Every line that contains the word "признать" is to be copied from the listing.

---- Dataset excerpts

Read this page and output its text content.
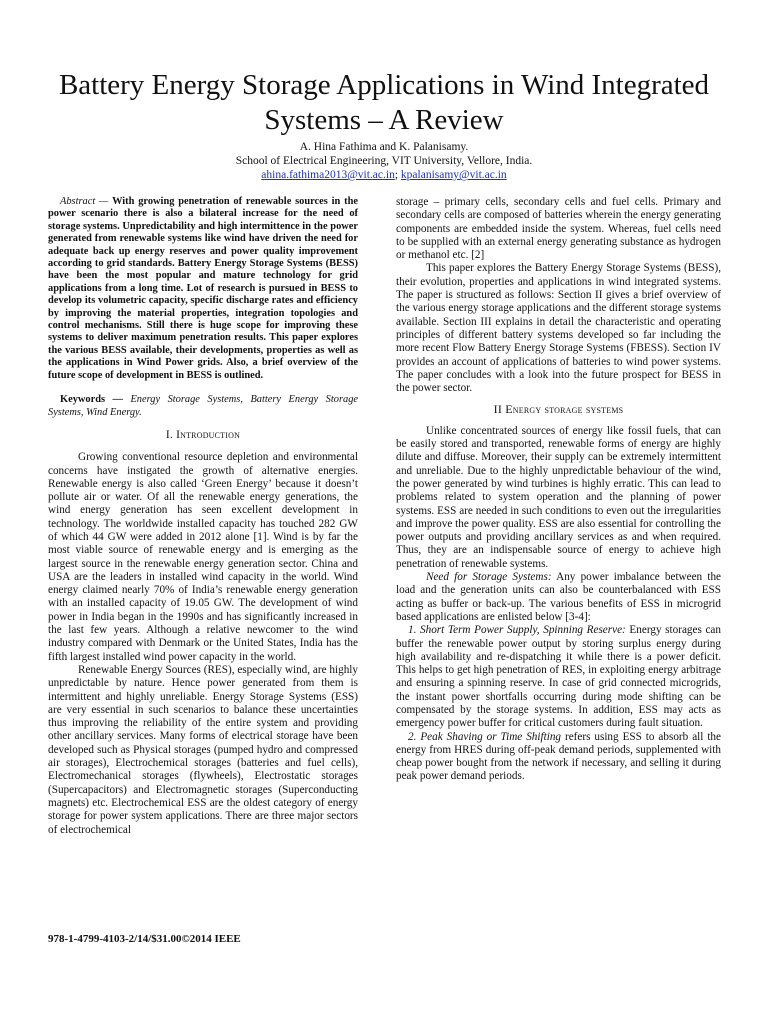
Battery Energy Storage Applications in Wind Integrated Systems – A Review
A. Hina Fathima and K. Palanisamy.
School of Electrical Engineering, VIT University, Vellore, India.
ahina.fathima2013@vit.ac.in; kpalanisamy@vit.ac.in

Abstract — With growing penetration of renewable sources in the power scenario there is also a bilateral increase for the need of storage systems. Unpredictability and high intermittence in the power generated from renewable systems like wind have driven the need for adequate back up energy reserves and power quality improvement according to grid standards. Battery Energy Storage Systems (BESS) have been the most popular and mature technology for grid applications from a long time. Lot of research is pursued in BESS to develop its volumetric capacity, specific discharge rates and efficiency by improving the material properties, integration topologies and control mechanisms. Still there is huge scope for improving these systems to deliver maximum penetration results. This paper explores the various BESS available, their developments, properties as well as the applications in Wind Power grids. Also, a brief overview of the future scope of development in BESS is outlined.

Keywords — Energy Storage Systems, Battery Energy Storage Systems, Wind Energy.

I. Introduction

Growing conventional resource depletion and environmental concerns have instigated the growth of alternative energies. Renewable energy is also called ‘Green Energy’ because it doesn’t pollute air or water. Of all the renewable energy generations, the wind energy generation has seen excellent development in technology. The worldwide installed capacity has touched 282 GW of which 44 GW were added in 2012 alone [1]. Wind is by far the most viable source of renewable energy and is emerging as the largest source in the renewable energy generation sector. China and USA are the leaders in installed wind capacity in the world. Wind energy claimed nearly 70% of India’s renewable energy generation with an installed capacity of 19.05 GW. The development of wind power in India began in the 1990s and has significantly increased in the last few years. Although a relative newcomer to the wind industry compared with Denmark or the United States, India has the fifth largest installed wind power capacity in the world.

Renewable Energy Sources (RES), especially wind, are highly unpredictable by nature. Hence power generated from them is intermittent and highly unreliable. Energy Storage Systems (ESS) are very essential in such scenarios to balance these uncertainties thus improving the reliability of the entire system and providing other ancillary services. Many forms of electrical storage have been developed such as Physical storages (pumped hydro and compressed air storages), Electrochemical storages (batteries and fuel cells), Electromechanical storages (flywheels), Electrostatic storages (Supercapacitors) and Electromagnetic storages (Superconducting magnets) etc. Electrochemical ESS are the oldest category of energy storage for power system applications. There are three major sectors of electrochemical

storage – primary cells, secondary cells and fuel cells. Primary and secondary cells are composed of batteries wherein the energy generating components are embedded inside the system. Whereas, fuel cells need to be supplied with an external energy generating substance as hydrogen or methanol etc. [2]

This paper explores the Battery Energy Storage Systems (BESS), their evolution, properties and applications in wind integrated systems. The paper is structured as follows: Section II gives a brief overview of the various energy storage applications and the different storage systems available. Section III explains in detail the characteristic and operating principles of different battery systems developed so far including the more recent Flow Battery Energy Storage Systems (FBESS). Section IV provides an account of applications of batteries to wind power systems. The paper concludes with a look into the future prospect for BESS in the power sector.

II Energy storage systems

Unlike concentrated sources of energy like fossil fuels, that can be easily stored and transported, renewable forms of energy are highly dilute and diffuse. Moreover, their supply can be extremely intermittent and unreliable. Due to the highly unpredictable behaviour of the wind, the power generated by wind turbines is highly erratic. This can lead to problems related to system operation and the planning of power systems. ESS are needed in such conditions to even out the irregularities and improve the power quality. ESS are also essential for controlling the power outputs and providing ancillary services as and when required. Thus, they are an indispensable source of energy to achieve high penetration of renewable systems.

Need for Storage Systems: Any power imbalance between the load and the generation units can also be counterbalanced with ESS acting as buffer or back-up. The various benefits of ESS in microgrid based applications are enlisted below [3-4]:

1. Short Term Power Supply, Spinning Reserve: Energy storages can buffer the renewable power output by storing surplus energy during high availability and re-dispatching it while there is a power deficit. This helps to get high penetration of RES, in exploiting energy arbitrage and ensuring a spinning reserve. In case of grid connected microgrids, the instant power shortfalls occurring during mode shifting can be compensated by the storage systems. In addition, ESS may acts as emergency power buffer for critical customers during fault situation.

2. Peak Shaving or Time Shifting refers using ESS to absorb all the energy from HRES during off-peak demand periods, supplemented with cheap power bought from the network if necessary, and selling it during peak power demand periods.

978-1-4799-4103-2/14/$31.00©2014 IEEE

--------
---- Dataset excerpts

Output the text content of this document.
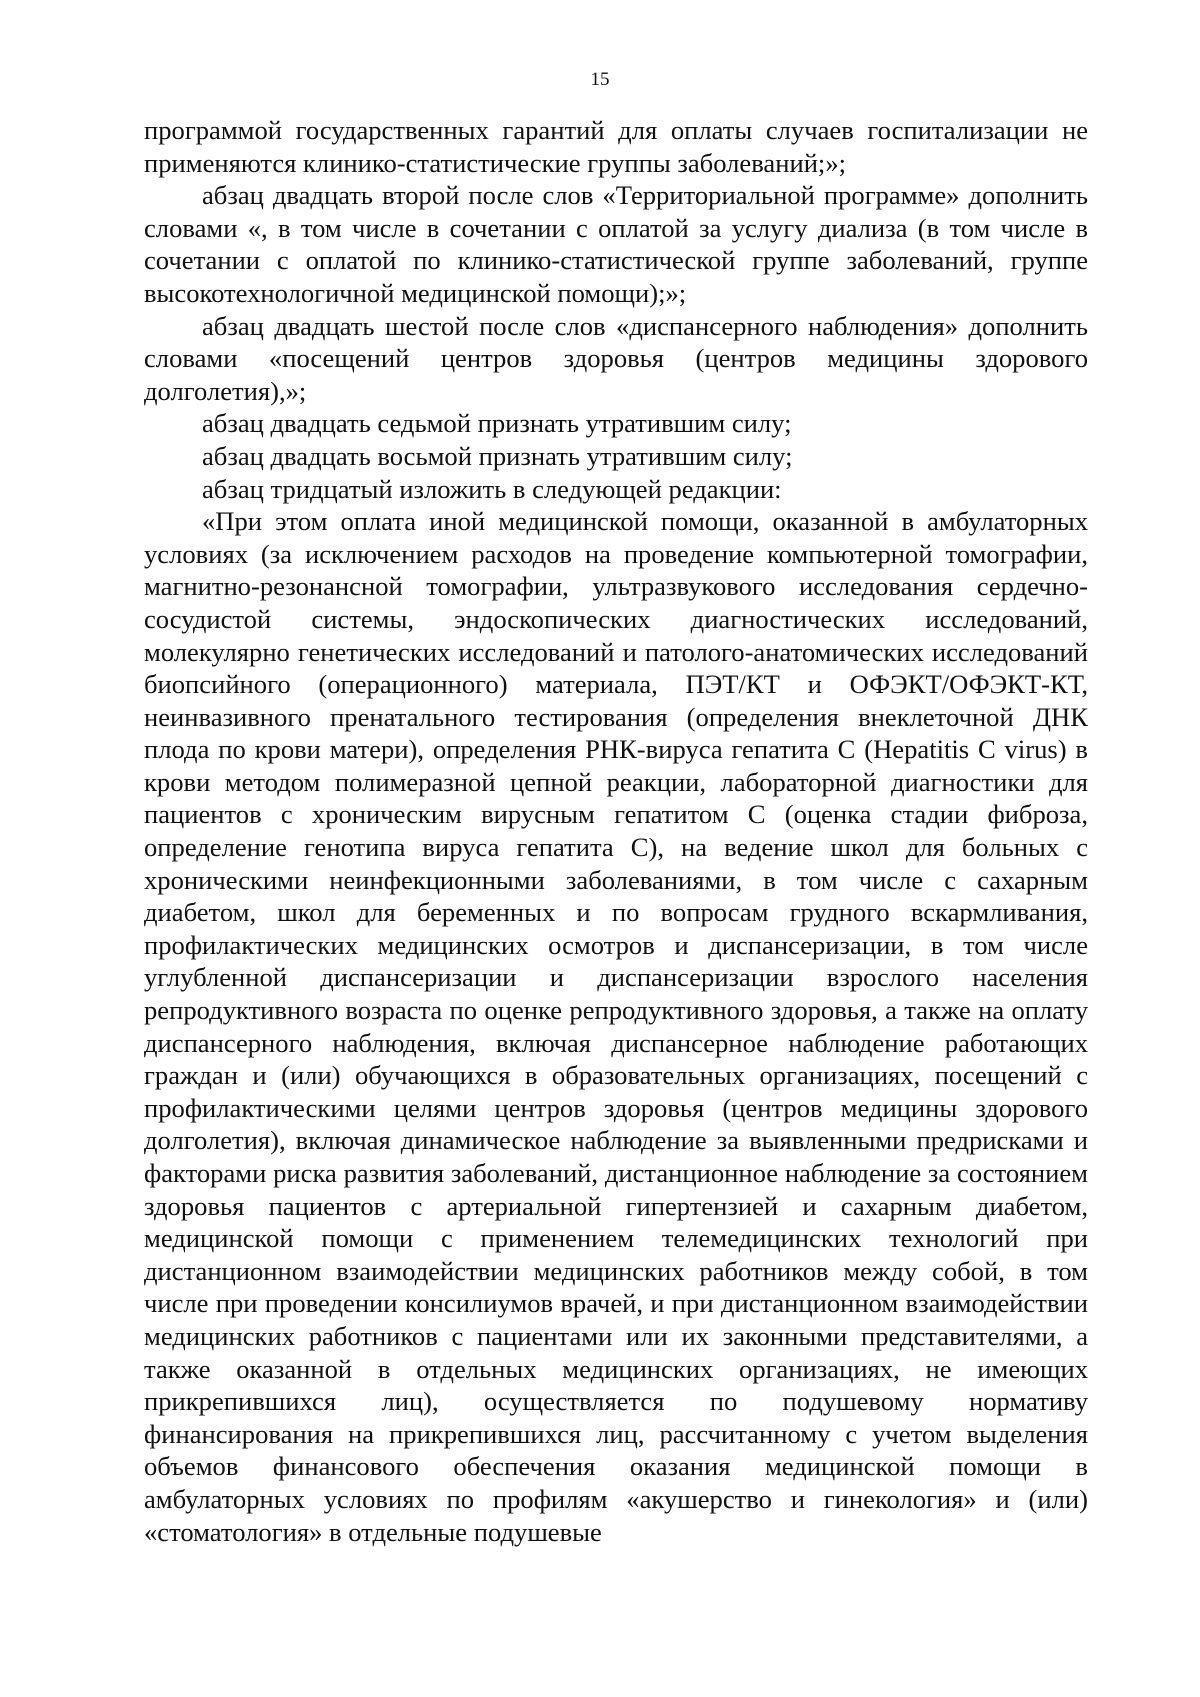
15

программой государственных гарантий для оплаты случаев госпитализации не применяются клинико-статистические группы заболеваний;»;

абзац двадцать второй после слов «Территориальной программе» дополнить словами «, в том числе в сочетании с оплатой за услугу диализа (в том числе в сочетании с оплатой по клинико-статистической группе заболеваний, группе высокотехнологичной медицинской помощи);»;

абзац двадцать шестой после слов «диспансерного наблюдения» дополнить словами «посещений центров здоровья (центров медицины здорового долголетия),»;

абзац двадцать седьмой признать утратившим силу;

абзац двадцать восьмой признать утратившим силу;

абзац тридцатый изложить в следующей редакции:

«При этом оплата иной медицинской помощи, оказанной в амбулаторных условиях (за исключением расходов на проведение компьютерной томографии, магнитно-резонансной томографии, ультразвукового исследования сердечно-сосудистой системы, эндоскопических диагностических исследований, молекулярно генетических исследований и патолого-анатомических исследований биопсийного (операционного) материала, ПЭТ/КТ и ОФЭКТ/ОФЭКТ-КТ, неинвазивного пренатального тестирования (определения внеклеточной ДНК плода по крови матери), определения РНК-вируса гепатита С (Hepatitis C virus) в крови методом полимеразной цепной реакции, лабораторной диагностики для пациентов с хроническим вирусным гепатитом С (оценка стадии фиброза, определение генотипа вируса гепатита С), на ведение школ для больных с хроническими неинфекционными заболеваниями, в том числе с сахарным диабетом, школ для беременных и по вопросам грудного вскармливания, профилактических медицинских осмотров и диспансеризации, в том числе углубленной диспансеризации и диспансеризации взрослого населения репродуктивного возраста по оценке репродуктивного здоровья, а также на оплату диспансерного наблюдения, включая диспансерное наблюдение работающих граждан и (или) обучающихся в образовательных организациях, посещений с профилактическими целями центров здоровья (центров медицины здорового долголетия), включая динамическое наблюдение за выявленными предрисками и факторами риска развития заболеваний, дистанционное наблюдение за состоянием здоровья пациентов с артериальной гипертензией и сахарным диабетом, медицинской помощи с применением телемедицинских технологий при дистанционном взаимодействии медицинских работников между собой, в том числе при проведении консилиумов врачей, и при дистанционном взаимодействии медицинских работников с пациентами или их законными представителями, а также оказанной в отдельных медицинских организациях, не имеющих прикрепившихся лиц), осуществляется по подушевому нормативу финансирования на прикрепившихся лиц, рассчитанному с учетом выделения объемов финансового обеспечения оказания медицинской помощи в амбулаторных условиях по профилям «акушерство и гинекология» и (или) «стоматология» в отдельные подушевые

--------

■ **Solution to this exercise**
абзац двадцать седьмой признать утратившим силу;
абзац двадцать восьмой признать утратившим силу;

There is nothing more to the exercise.